| Your task |
Among the following entries, how many lines hold the string "JSON"? State only the number.

── Data for this task

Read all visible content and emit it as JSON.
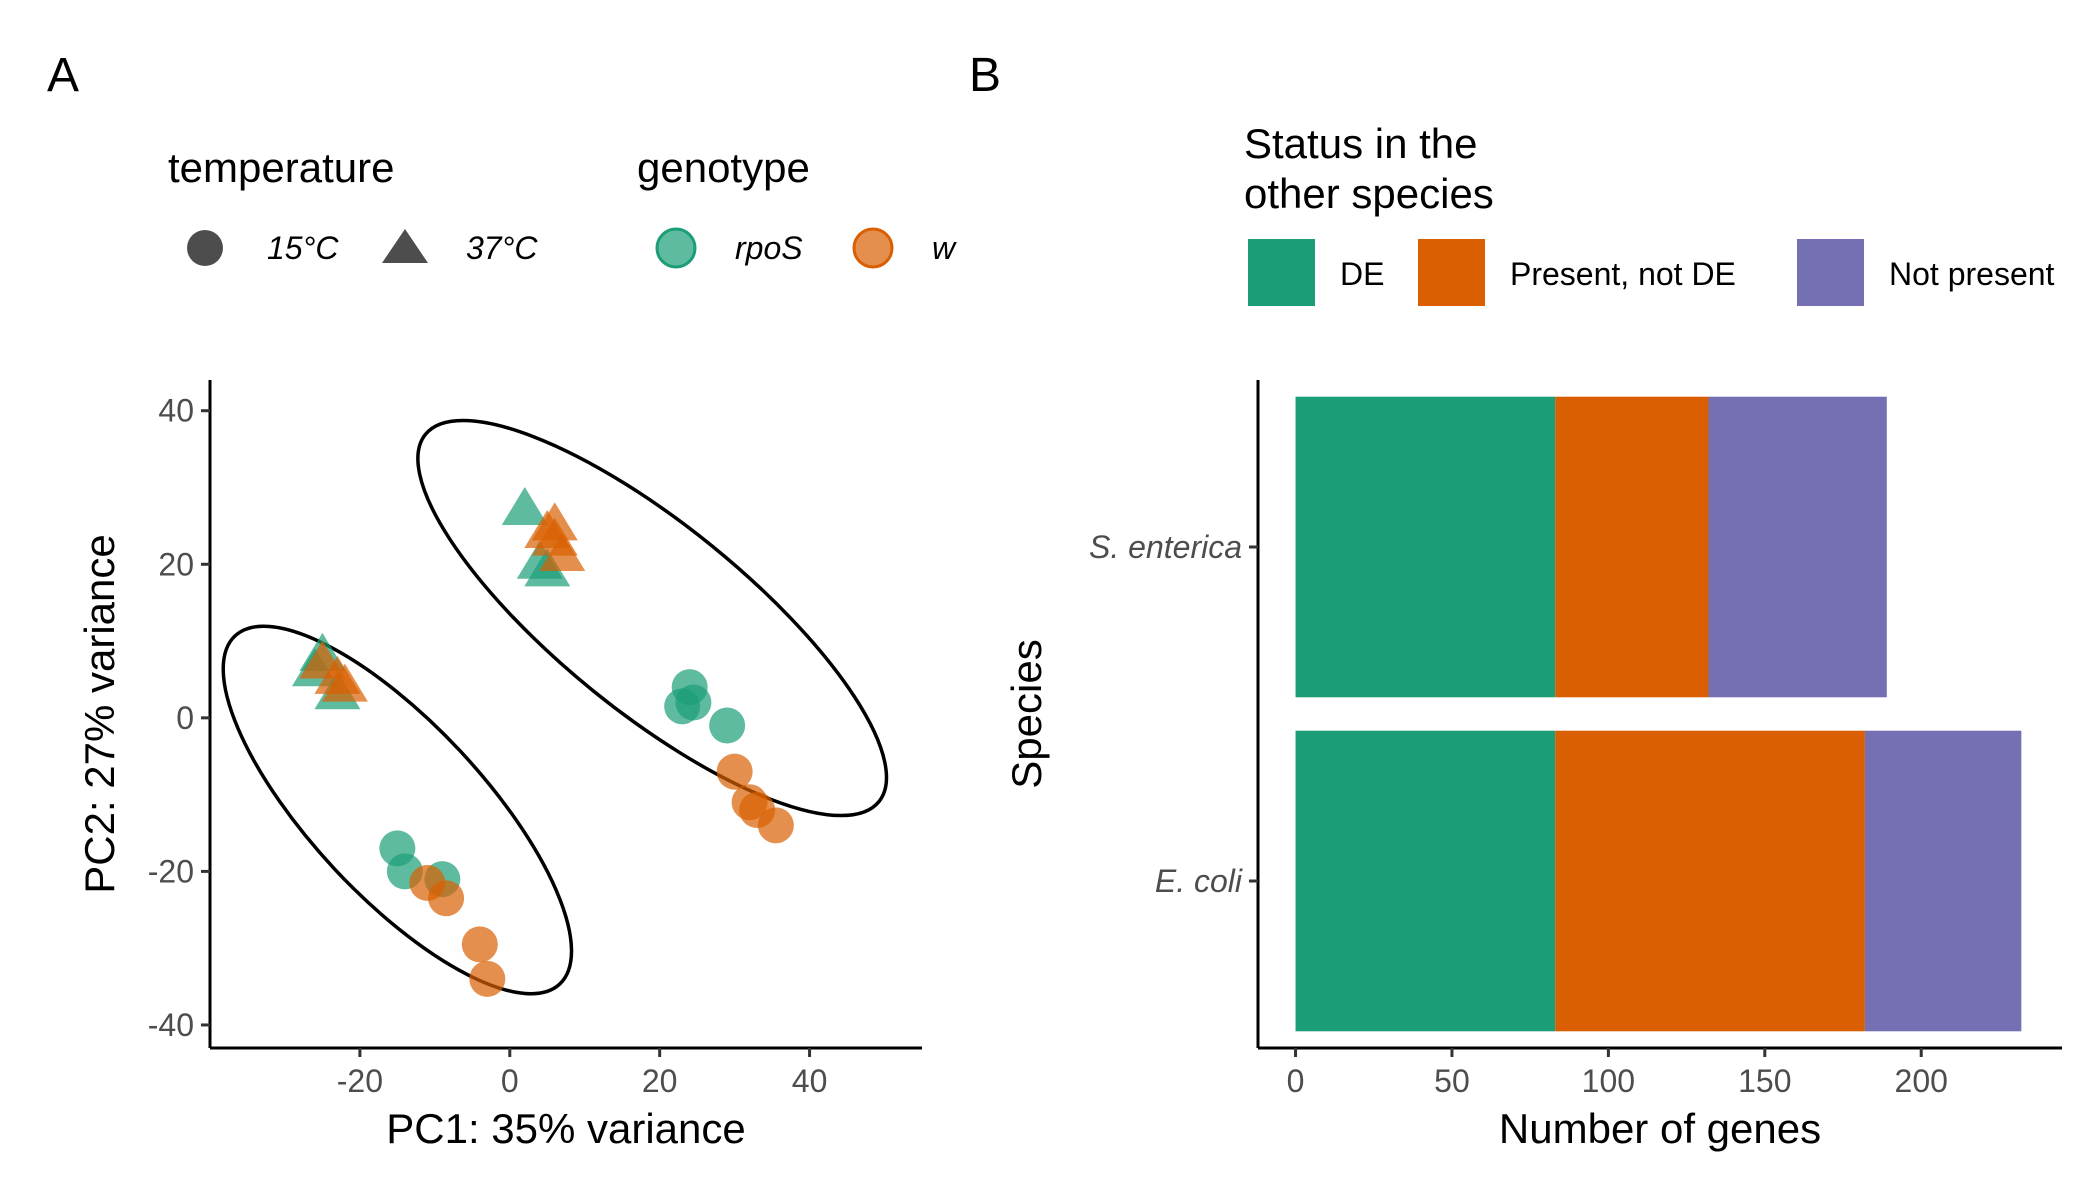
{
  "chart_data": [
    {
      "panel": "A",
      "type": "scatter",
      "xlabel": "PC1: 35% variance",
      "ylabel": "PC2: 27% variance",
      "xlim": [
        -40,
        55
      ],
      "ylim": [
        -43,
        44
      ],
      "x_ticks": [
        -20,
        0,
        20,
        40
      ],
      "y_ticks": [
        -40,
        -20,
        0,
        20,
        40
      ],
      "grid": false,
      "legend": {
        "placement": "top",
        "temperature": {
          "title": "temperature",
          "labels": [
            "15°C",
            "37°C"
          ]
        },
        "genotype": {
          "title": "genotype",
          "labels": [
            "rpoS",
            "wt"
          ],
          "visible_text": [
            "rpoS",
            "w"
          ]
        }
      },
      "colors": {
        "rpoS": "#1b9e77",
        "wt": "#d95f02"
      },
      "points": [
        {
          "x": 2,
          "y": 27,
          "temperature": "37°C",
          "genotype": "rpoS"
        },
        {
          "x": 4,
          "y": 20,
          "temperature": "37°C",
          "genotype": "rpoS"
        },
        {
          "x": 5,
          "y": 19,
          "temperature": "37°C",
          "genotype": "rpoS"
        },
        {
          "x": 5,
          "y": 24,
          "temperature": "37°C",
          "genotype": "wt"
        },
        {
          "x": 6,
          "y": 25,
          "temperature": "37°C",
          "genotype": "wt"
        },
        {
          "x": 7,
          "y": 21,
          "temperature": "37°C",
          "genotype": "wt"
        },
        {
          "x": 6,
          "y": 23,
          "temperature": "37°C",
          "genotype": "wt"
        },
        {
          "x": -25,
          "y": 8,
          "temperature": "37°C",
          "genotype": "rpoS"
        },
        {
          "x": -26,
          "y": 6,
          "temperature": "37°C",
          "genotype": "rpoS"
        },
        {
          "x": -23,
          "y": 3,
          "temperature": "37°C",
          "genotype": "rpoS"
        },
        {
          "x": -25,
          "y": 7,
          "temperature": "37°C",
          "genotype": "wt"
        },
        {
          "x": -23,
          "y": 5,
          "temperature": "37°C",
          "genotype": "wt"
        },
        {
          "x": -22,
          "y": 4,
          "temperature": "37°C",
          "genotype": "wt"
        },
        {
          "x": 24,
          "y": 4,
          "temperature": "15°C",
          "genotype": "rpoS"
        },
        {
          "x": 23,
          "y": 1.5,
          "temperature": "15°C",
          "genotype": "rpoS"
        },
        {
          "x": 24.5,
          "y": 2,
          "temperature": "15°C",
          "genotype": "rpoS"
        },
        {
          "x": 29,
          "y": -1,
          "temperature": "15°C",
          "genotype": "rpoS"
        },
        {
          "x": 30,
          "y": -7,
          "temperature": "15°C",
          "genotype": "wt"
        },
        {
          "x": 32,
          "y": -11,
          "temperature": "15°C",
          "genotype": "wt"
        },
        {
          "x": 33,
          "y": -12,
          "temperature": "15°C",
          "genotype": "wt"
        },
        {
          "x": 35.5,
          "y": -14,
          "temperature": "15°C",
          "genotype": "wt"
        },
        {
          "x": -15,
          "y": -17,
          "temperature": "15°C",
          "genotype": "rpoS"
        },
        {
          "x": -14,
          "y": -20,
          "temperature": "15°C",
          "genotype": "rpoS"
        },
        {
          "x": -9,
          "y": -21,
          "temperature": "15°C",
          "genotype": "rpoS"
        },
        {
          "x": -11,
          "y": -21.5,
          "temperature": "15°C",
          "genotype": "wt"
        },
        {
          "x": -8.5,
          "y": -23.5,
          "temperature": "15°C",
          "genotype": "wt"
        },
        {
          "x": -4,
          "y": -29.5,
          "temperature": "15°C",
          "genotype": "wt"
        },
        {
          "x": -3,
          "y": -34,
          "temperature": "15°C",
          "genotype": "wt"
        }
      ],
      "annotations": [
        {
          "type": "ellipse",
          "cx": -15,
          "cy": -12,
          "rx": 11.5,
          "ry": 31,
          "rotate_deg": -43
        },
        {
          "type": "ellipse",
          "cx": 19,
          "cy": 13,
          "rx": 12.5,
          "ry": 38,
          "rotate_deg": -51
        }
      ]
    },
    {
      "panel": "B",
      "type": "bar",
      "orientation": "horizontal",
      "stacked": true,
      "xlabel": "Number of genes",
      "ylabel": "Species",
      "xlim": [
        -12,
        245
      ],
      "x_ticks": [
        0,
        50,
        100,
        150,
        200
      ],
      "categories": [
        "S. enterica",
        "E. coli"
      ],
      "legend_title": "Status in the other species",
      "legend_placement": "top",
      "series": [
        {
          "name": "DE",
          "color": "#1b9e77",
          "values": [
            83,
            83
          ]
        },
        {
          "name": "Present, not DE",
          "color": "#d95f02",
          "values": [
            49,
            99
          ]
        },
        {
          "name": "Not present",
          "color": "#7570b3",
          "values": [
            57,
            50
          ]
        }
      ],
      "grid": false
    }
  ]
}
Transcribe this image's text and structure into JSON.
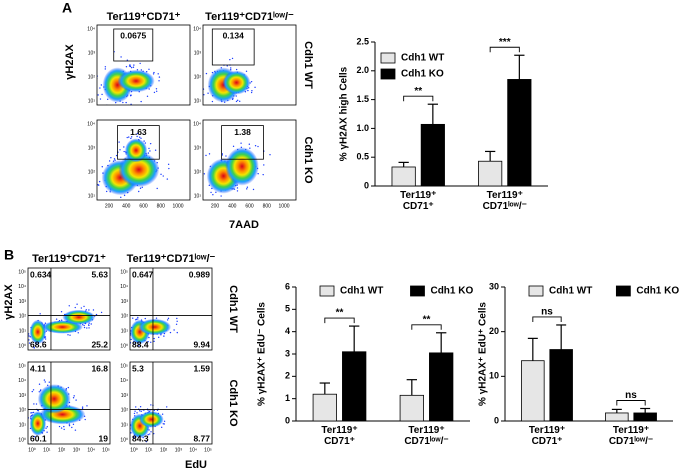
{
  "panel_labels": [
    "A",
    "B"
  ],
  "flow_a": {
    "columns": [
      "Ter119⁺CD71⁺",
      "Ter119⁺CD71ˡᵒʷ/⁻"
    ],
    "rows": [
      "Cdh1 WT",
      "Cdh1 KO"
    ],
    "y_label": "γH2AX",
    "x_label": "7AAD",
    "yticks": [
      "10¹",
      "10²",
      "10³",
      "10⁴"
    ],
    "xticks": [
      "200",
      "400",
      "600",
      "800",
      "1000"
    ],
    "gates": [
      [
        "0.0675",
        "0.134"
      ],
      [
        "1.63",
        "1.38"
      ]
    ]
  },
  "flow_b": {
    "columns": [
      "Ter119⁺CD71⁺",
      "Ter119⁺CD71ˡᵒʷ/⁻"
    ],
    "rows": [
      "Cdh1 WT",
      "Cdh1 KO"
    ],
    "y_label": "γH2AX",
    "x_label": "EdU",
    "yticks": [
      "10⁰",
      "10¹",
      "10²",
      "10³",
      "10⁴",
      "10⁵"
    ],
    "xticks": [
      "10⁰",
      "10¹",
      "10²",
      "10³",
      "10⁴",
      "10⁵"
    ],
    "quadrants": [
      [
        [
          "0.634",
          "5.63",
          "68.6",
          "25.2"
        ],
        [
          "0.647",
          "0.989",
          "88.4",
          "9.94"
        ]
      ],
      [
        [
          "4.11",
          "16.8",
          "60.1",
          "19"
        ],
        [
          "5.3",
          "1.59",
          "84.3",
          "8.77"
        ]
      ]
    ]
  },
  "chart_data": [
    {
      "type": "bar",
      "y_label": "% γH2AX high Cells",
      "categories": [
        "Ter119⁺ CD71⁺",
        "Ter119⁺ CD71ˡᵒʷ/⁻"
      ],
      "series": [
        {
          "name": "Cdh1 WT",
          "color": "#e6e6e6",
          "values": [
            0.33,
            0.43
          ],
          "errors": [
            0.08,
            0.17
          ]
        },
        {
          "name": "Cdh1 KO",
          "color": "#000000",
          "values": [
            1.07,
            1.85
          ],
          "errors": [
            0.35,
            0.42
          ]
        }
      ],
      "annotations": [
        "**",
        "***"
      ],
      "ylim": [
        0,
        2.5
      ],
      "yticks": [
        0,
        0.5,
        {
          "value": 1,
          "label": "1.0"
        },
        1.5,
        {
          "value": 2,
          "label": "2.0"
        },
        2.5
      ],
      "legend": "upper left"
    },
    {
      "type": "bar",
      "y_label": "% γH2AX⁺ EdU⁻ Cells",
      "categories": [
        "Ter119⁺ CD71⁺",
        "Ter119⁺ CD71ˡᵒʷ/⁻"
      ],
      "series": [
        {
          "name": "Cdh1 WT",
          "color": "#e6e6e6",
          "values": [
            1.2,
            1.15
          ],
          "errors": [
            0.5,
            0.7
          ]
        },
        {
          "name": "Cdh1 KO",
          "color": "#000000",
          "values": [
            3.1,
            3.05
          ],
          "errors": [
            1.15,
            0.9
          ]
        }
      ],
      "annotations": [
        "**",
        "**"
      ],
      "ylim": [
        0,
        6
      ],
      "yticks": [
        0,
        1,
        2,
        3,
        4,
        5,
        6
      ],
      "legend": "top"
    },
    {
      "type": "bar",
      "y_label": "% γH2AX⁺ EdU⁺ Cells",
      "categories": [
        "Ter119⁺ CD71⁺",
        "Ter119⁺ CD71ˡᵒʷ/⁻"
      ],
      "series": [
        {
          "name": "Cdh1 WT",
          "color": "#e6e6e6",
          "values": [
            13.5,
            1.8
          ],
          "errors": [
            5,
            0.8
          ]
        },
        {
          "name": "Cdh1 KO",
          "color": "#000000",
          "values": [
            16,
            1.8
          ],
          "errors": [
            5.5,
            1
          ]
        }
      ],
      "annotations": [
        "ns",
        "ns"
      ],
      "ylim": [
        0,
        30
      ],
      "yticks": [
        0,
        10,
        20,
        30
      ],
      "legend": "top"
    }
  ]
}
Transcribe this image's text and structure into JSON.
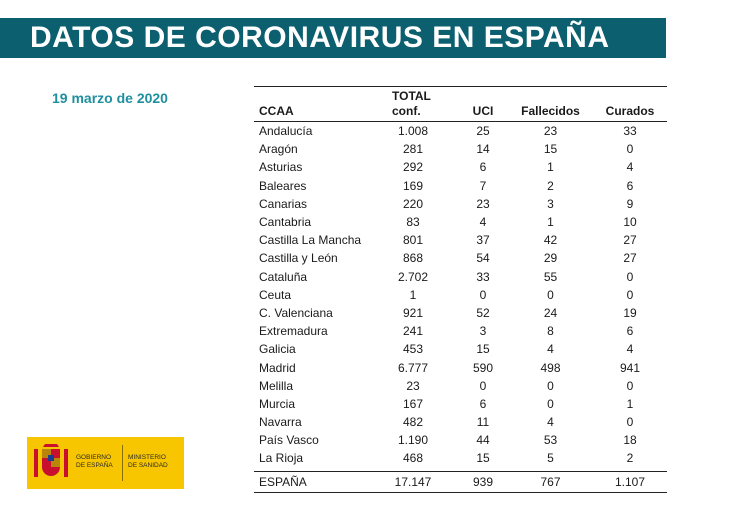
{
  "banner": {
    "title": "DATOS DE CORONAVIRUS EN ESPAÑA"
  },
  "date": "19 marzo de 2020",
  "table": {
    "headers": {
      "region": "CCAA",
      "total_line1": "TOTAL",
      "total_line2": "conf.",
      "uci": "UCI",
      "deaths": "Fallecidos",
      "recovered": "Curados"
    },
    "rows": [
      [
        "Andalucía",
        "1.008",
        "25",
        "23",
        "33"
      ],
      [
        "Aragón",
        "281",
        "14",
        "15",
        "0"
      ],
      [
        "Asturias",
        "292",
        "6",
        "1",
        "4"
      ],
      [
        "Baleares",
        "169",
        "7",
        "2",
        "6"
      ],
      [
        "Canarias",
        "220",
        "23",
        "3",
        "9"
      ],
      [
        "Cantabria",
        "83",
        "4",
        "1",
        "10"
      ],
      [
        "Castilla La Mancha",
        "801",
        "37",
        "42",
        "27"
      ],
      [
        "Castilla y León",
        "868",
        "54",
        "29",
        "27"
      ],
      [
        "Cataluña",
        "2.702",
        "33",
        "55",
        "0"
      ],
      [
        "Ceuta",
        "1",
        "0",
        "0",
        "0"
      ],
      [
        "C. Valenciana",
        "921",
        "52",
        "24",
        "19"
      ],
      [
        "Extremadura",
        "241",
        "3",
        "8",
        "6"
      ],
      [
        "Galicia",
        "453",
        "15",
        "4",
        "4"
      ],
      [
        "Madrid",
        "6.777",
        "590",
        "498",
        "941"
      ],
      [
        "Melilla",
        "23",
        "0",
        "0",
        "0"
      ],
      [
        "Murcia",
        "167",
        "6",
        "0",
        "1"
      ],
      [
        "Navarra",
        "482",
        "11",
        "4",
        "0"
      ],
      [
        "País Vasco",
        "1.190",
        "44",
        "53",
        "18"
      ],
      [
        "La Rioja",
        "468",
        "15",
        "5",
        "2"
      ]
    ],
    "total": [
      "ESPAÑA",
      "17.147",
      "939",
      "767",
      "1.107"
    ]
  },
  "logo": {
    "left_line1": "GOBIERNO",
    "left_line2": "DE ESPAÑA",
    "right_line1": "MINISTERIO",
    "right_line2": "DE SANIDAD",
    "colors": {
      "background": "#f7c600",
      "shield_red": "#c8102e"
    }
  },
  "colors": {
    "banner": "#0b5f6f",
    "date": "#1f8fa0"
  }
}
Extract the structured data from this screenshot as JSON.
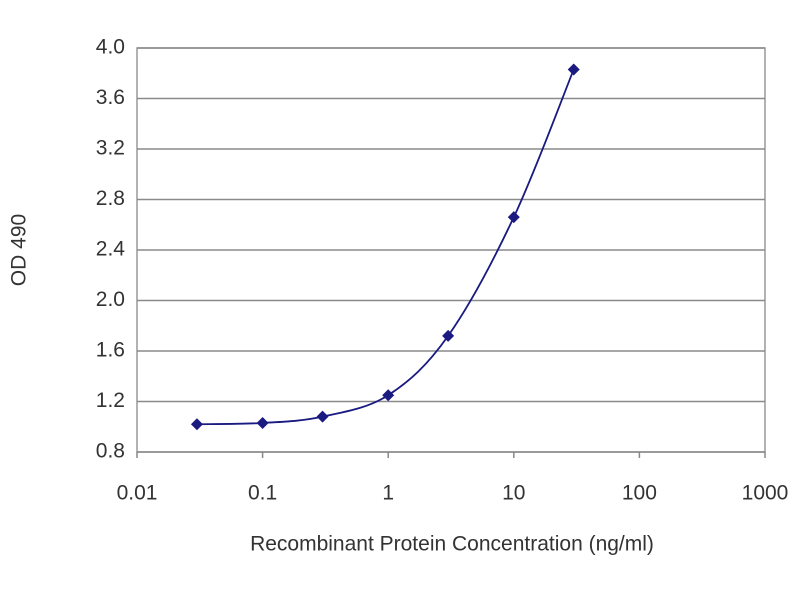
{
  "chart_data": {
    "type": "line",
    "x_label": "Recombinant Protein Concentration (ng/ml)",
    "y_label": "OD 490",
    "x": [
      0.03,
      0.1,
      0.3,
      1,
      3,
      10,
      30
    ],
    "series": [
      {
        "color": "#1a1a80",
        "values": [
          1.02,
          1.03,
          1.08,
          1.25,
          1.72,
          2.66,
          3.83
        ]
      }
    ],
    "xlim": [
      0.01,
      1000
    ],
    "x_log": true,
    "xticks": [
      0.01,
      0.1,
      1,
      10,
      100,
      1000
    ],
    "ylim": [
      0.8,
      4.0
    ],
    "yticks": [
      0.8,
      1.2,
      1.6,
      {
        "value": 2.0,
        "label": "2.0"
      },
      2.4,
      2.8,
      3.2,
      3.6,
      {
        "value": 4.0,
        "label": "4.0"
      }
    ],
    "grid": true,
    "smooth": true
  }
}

────

| Answer space |
4